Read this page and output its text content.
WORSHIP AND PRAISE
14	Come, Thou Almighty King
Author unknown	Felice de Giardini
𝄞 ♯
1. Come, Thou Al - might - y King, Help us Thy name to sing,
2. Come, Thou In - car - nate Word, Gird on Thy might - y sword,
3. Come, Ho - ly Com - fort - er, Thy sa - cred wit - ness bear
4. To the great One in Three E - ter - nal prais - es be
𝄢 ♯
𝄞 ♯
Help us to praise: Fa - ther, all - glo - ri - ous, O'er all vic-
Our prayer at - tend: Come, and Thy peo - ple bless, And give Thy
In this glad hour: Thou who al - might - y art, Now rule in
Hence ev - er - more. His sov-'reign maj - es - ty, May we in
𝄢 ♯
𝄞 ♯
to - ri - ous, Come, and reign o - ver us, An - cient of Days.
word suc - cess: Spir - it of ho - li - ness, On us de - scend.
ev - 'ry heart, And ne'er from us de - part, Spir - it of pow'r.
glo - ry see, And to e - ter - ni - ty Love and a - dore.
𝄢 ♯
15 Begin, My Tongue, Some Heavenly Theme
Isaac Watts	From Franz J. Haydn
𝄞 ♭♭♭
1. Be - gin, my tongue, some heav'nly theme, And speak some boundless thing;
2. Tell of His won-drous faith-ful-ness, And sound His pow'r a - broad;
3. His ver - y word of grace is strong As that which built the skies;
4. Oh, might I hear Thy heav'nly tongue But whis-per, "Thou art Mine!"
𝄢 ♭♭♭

> Requirement
Out of the preceding entries, pull every line containing the string "Come".

> Exercise result
14	Come, Thou Almighty King
1. Come, Thou Al - might - y King, Help us Thy name to sing,
2. Come, Thou In - car - nate Word, Gird on Thy might - y sword,
3. Come, Ho - ly Com - fort - er, Thy sa - cred wit - ness bear
Our prayer at - tend: Come, and Thy peo - ple bless, And give Thy
to - ri - ous, Come, and reign o - ver us, An - cient of Days.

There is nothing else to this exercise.